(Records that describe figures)
*-*-*

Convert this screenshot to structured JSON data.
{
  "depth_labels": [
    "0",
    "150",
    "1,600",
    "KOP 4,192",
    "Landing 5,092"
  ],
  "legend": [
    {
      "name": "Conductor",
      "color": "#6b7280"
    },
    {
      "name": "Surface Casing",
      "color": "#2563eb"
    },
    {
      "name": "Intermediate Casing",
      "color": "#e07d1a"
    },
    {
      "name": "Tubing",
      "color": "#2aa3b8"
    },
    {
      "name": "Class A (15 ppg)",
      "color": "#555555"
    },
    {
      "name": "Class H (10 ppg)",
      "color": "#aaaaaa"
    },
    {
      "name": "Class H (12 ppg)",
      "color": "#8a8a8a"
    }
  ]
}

*-*-*

### INSTRUCTIONS FOR THE TASK
Output all of the data again. Match it exactly.

### WRITTEN ANSWER
Convert this screenshot to structured JSON data.
{
  "depth_labels": [
    "0",
    "150",
    "1,600",
    "KOP 4,192",
    "Landing 5,092"
  ],
  "legend": [
    {
      "name": "Conductor",
      "color": "#6b7280"
    },
    {
      "name": "Surface Casing",
      "color": "#2563eb"
    },
    {
      "name": "Intermediate Casing",
      "color": "#e07d1a"
    },
    {
      "name": "Tubing",
      "color": "#2aa3b8"
    },
    {
      "name": "Class A (15 ppg)",
      "color": "#555555"
    },
    {
      "name": "Class H (10 ppg)",
      "color": "#aaaaaa"
    },
    {
      "name": "Class H (12 ppg)",
      "color": "#8a8a8a"
    }
  ]
}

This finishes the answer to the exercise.